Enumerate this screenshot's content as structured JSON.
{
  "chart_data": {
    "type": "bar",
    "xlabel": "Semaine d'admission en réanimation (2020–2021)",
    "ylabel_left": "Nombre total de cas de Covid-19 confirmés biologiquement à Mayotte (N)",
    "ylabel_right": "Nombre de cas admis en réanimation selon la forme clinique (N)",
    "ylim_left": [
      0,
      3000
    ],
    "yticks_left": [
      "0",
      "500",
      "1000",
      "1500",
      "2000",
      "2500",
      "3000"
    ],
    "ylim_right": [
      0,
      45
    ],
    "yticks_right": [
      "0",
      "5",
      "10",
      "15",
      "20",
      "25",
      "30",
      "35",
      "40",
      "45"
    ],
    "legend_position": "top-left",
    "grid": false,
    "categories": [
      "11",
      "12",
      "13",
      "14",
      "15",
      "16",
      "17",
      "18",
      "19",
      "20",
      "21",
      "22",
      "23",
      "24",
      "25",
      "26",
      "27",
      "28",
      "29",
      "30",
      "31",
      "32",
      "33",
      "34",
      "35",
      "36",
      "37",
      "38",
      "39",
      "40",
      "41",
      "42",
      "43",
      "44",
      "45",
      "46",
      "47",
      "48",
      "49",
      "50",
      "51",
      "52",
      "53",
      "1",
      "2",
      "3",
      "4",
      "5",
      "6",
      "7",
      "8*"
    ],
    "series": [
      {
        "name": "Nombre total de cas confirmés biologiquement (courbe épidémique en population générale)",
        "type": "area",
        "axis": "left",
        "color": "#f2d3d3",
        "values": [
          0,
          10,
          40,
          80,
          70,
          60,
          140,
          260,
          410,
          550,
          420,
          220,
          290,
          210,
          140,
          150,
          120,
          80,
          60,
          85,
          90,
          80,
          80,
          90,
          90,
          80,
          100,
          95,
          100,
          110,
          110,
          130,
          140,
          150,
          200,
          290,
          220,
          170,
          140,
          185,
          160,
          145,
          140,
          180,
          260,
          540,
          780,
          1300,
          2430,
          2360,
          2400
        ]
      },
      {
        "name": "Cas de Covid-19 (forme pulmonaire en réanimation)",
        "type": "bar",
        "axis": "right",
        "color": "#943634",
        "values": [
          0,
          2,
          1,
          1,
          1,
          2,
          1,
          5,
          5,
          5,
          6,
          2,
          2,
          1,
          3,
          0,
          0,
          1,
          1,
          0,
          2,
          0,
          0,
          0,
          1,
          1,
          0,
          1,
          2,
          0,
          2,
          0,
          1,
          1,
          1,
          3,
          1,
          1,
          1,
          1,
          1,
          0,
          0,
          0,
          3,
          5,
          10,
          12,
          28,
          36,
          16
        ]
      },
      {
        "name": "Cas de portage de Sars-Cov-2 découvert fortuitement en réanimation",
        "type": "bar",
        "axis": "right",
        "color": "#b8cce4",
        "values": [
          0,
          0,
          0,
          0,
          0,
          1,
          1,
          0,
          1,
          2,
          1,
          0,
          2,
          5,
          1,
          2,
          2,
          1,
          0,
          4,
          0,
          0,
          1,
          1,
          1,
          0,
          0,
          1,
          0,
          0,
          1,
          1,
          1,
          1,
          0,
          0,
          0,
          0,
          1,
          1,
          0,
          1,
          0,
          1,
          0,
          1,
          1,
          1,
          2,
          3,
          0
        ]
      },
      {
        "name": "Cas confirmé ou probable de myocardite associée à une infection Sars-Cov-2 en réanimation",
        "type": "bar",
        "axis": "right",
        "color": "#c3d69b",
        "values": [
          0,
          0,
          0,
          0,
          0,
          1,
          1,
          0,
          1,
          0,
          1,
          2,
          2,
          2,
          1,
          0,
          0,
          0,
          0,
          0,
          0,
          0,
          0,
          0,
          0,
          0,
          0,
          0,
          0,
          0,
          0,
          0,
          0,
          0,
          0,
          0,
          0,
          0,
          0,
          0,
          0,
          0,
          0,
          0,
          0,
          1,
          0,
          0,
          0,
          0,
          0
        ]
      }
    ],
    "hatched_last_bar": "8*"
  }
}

» Direction:
Show every line where the string "confirmés" appears.

» The solution:
    "ylabel_left": "Nombre total de cas de Covid-19 confirmés biologiquement à Mayotte (N)",
        "name": "Nombre total de cas confirmés biologiquement (courbe épidémique en population générale)",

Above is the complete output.